- **Exercise description**: Look through the listing and locate every line containing the word "Backup"; copy those lines.

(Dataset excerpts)
====

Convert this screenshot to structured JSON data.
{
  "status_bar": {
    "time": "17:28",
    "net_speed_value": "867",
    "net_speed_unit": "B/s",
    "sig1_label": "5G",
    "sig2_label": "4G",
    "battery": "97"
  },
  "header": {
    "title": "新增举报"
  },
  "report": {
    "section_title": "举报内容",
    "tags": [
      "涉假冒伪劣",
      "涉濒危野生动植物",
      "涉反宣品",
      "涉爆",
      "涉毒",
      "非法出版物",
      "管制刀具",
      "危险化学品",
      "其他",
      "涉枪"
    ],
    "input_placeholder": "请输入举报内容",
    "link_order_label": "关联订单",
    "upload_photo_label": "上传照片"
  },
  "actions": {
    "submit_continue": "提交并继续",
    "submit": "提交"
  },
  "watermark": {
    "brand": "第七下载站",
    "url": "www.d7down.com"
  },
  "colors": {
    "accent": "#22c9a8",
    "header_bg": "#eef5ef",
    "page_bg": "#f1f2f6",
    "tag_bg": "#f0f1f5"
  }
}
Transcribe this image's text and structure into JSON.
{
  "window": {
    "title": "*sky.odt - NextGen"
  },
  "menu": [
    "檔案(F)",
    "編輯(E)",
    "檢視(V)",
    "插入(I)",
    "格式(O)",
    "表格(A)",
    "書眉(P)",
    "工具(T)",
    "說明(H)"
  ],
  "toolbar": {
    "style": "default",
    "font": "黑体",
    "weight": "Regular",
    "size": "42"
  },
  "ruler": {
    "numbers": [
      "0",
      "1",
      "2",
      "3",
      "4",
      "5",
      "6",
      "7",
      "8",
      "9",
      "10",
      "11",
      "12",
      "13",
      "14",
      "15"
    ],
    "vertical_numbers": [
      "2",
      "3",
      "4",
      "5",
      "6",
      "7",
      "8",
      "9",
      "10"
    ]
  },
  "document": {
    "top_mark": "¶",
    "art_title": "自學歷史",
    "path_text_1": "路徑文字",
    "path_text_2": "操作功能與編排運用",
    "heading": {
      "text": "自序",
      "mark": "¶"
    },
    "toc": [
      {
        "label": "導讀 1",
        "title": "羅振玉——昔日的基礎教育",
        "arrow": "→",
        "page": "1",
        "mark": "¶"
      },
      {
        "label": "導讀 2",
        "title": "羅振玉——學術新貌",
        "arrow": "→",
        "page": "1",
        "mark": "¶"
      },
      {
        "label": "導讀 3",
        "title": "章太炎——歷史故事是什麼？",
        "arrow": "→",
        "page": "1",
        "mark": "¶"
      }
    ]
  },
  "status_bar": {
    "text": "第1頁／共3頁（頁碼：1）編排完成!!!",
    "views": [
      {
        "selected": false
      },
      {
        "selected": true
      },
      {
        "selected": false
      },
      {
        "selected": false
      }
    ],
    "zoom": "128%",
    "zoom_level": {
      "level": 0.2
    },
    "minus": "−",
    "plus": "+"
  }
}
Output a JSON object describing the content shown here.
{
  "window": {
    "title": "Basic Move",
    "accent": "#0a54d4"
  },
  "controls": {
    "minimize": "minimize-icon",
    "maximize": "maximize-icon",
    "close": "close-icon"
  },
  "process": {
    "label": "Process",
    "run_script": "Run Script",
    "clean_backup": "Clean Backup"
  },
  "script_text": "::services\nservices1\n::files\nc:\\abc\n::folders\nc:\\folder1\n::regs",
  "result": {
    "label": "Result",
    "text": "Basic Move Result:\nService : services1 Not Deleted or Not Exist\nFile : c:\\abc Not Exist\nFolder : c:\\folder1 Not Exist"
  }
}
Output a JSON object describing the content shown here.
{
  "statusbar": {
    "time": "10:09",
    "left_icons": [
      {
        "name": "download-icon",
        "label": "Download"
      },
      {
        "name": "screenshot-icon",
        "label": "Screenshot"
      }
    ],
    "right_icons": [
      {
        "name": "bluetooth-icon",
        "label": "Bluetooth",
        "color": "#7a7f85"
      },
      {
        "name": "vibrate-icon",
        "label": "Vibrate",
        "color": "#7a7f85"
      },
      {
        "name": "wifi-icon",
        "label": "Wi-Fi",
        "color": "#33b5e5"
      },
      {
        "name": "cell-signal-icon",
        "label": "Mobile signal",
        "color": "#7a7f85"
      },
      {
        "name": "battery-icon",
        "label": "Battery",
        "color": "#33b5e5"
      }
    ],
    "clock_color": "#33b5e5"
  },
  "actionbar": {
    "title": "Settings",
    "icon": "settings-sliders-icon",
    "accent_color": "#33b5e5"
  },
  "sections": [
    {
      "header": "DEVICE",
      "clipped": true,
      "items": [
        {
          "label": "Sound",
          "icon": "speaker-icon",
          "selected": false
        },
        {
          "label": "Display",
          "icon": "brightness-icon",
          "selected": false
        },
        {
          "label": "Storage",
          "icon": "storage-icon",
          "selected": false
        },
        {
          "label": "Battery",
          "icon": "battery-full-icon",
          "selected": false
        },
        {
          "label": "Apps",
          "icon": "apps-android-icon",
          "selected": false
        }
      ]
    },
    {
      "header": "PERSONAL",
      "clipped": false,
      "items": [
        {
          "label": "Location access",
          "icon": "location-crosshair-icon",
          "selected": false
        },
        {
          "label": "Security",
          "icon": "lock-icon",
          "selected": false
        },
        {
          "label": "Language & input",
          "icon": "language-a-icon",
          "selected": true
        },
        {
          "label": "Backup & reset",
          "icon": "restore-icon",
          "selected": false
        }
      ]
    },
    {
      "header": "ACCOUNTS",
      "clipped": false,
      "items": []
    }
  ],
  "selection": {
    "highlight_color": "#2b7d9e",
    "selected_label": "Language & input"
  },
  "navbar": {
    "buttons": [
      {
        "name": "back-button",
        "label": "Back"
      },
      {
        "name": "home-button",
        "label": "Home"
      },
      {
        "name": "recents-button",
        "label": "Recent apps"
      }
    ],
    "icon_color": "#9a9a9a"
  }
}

====

- **Exercise solution**:
    "clean_backup": "Clean Backup"
          "label": "Backup & reset",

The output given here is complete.